## To do
Check each line of the records below and collect those holding "Zużycie".
* start *
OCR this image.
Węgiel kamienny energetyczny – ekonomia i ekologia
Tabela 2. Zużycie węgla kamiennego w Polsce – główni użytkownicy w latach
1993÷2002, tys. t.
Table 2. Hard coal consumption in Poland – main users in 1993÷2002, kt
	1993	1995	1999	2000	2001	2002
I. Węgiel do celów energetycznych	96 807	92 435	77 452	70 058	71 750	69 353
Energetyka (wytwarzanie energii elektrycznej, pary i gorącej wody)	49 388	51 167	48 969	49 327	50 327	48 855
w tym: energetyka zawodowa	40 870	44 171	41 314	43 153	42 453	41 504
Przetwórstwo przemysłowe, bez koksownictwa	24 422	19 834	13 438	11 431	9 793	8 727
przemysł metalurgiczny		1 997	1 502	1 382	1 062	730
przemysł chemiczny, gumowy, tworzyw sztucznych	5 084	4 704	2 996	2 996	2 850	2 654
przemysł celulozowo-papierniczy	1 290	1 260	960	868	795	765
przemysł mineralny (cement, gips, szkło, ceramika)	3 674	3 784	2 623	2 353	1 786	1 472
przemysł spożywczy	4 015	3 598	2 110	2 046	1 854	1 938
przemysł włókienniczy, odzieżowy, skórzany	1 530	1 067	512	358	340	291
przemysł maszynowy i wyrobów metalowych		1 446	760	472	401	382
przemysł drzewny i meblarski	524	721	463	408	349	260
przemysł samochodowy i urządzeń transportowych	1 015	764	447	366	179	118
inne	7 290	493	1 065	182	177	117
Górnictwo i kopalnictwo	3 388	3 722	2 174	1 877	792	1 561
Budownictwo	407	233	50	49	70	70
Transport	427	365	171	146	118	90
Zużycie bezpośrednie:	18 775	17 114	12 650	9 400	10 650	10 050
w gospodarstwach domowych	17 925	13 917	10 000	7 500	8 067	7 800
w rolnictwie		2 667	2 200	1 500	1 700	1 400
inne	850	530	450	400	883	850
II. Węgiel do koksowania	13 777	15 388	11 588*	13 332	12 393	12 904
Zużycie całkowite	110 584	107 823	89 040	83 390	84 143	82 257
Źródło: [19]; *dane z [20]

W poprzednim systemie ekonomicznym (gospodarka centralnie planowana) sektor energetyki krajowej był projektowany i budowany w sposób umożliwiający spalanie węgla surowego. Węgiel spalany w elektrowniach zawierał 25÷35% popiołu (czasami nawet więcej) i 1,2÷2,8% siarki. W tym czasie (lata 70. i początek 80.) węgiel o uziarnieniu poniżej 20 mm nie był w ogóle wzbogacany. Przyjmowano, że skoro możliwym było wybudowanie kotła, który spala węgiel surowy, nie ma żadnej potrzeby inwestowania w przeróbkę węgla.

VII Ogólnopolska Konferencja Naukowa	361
* end *
## Solution to this exercise
Tabela 2. Zużycie węgla kamiennego w Polsce – główni użytkownicy w latach
Zużycie bezpośrednie:	18 775	17 114	12 650	9 400	10 650	10 050
Zużycie całkowite	110 584	107 823	89 040	83 390	84 143	82 257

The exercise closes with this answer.